Your instructions — Work out how many lines hold "level". Give the number and nothing else.

(Dataset rows)
-- BEGIN --

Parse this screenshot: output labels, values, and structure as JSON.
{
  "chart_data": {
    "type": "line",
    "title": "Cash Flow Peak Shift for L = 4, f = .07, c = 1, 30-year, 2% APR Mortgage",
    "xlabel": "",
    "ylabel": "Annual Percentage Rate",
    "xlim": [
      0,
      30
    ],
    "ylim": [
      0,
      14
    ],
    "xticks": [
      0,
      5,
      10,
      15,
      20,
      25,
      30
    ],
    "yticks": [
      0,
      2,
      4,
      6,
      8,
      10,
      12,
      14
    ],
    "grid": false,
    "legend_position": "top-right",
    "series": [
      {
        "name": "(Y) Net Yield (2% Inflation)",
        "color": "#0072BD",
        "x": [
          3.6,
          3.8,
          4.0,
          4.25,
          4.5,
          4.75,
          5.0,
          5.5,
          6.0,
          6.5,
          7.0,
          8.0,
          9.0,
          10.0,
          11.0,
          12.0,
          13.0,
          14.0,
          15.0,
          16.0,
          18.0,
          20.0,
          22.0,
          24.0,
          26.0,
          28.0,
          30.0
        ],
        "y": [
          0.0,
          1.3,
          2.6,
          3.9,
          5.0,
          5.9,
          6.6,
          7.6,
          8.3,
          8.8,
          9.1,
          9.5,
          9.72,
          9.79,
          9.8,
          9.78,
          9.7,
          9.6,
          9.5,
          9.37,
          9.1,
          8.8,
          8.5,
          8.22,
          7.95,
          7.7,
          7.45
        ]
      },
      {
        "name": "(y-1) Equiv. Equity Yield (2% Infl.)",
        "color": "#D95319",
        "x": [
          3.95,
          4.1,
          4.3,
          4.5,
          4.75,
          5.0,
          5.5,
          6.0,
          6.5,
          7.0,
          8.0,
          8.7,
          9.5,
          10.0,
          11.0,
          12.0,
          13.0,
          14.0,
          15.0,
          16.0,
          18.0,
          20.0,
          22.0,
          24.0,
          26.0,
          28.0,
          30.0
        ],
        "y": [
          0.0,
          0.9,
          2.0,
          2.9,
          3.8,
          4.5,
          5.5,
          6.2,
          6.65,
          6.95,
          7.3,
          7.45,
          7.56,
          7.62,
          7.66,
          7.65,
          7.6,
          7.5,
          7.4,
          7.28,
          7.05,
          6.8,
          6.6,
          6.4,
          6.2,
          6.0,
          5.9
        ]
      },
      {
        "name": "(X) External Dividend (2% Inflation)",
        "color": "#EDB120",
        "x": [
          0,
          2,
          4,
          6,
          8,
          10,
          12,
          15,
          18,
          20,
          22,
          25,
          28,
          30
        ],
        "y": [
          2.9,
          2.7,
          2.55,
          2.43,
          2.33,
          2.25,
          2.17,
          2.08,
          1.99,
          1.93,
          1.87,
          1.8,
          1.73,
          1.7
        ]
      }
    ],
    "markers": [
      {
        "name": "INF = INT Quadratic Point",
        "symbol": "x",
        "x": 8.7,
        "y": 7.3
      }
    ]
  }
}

-- END --
-- BEGIN --

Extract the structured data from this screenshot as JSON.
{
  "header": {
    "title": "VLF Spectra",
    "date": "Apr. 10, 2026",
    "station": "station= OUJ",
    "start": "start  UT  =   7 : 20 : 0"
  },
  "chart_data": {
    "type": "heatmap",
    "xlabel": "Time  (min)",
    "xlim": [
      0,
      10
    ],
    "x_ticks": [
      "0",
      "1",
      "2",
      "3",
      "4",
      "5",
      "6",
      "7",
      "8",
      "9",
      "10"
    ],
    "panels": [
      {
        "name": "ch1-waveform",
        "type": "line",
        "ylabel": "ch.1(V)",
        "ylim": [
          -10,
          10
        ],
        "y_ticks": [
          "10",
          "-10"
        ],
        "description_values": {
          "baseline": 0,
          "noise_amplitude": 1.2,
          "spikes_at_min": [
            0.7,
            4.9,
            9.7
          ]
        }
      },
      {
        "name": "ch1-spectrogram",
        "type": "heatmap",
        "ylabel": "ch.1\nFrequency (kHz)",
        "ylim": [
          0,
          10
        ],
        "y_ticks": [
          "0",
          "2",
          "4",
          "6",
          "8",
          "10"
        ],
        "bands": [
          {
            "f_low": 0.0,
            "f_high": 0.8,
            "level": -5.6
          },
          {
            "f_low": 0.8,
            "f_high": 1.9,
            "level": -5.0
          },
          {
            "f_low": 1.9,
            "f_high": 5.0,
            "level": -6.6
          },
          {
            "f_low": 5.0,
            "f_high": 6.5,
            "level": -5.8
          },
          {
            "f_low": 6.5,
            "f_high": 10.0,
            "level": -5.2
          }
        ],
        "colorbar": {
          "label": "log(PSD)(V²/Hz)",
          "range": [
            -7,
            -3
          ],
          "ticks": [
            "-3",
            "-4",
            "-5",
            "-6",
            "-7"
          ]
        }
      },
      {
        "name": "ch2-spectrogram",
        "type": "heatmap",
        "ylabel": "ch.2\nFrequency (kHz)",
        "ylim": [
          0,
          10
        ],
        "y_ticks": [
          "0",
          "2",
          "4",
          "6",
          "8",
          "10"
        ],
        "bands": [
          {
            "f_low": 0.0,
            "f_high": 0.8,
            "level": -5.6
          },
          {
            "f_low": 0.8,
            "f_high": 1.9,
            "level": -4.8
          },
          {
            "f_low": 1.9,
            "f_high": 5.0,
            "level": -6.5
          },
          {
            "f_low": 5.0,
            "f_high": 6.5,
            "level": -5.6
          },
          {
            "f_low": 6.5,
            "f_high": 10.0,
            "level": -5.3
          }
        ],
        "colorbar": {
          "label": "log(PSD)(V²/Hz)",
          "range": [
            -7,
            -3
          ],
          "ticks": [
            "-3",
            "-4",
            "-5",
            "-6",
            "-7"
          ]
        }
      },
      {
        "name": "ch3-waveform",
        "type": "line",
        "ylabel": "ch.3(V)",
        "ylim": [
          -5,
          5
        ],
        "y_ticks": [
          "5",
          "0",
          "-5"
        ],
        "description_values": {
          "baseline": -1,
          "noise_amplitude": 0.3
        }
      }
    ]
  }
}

-- END --

Exercise result — 10